Task directions: Go through the records below and write each one out again unchanged.

Materials provided:
:::::

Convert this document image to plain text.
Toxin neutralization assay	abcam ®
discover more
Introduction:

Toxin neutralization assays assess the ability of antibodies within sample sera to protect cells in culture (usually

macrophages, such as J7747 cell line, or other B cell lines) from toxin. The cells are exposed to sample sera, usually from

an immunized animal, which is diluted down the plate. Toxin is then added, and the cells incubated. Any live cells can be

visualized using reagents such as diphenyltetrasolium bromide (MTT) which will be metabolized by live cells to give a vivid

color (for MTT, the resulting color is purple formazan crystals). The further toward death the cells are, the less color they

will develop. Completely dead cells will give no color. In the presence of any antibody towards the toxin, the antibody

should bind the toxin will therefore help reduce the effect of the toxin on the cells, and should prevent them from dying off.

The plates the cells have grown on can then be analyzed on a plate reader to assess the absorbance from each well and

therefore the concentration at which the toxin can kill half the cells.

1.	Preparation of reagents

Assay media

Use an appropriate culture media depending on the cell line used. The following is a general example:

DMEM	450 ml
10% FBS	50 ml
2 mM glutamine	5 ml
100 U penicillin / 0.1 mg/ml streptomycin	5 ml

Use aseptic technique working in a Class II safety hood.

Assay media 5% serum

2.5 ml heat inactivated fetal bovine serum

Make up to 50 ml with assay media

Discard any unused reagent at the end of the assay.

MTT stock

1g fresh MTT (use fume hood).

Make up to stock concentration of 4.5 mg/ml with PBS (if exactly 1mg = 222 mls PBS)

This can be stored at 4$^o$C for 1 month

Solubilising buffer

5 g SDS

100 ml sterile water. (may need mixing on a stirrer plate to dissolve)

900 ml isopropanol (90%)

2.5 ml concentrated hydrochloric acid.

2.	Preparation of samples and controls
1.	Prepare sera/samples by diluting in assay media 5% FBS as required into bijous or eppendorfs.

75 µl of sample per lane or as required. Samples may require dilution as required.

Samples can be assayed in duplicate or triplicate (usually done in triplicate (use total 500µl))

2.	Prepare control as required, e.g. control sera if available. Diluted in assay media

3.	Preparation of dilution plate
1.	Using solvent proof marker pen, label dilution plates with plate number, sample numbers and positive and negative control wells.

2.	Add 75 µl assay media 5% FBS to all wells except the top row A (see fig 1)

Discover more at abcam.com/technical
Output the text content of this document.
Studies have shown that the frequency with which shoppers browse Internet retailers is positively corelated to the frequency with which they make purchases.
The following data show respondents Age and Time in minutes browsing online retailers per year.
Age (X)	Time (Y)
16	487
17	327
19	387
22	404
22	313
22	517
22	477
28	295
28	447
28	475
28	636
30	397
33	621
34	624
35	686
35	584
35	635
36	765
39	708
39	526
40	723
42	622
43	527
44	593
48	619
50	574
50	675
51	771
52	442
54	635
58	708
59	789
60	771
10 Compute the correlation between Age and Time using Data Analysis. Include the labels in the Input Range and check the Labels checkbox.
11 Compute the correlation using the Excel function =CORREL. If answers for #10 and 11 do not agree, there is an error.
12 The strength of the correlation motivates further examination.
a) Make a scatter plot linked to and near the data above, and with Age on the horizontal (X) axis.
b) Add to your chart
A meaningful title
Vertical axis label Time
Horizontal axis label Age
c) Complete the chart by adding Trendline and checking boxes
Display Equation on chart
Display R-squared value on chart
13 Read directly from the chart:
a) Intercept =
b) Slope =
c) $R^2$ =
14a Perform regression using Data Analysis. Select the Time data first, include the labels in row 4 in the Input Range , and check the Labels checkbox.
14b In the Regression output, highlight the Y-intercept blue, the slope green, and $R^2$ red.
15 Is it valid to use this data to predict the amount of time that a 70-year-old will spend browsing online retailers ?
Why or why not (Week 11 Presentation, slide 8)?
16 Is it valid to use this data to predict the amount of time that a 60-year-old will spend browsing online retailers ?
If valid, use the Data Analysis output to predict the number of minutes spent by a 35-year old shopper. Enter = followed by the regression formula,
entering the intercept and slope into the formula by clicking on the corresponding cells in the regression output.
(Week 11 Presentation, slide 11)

:::::

Reply to the task:
Convert this document image to plain text.
Toxin neutralization assay	abcam ®
discover more
Introduction:

Toxin neutralization assays assess the ability of antibodies within sample sera to protect cells in culture (usually

macrophages, such as J7747 cell line, or other B cell lines) from toxin. The cells are exposed to sample sera, usually from

an immunized animal, which is diluted down the plate. Toxin is then added, and the cells incubated. Any live cells can be

visualized using reagents such as diphenyltetrasolium bromide (MTT) which will be metabolized by live cells to give a vivid

color (for MTT, the resulting color is purple formazan crystals). The further toward death the cells are, the less color they

will develop. Completely dead cells will give no color. In the presence of any antibody towards the toxin, the antibody

should bind the toxin will therefore help reduce the effect of the toxin on the cells, and should prevent them from dying off.

The plates the cells have grown on can then be analyzed on a plate reader to assess the absorbance from each well and

therefore the concentration at which the toxin can kill half the cells.

1.	Preparation of reagents

Assay media

Use an appropriate culture media depending on the cell line used. The following is a general example:

DMEM	450 ml
10% FBS	50 ml
2 mM glutamine	5 ml
100 U penicillin / 0.1 mg/ml streptomycin	5 ml

Use aseptic technique working in a Class II safety hood.

Assay media 5% serum

2.5 ml heat inactivated fetal bovine serum

Make up to 50 ml with assay media

Discard any unused reagent at the end of the assay.

MTT stock

1g fresh MTT (use fume hood).

Make up to stock concentration of 4.5 mg/ml with PBS (if exactly 1mg = 222 mls PBS)

This can be stored at 4$^o$C for 1 month

Solubilising buffer

5 g SDS

100 ml sterile water. (may need mixing on a stirrer plate to dissolve)

900 ml isopropanol (90%)

2.5 ml concentrated hydrochloric acid.

2.	Preparation of samples and controls
1.	Prepare sera/samples by diluting in assay media 5% FBS as required into bijous or eppendorfs.

75 µl of sample per lane or as required. Samples may require dilution as required.

Samples can be assayed in duplicate or triplicate (usually done in triplicate (use total 500µl))

2.	Prepare control as required, e.g. control sera if available. Diluted in assay media

3.	Preparation of dilution plate
1.	Using solvent proof marker pen, label dilution plates with plate number, sample numbers and positive and negative control wells.

2.	Add 75 µl assay media 5% FBS to all wells except the top row A (see fig 1)

Discover more at abcam.com/technical
Output the text content of this document.
Studies have shown that the frequency with which shoppers browse Internet retailers is positively corelated to the frequency with which they make purchases.
The following data show respondents Age and Time in minutes browsing online retailers per year.
Age (X)	Time (Y)
16	487
17	327
19	387
22	404
22	313
22	517
22	477
28	295
28	447
28	475
28	636
30	397
33	621
34	624
35	686
35	584
35	635
36	765
39	708
39	526
40	723
42	622
43	527
44	593
48	619
50	574
50	675
51	771
52	442
54	635
58	708
59	789
60	771
10 Compute the correlation between Age and Time using Data Analysis. Include the labels in the Input Range and check the Labels checkbox.
11 Compute the correlation using the Excel function =CORREL. If answers for #10 and 11 do not agree, there is an error.
12 The strength of the correlation motivates further examination.
a) Make a scatter plot linked to and near the data above, and with Age on the horizontal (X) axis.
b) Add to your chart
A meaningful title
Vertical axis label Time
Horizontal axis label Age
c) Complete the chart by adding Trendline and checking boxes
Display Equation on chart
Display R-squared value on chart
13 Read directly from the chart:
a) Intercept =
b) Slope =
c) $R^2$ =
14a Perform regression using Data Analysis. Select the Time data first, include the labels in row 4 in the Input Range , and check the Labels checkbox.
14b In the Regression output, highlight the Y-intercept blue, the slope green, and $R^2$ red.
15 Is it valid to use this data to predict the amount of time that a 70-year-old will spend browsing online retailers ?
Why or why not (Week 11 Presentation, slide 8)?
16 Is it valid to use this data to predict the amount of time that a 60-year-old will spend browsing online retailers ?
If valid, use the Data Analysis output to predict the number of minutes spent by a 35-year old shopper. Enter = followed by the regression formula,
entering the intercept and slope into the formula by clicking on the corresponding cells in the regression output.
(Week 11 Presentation, slide 11)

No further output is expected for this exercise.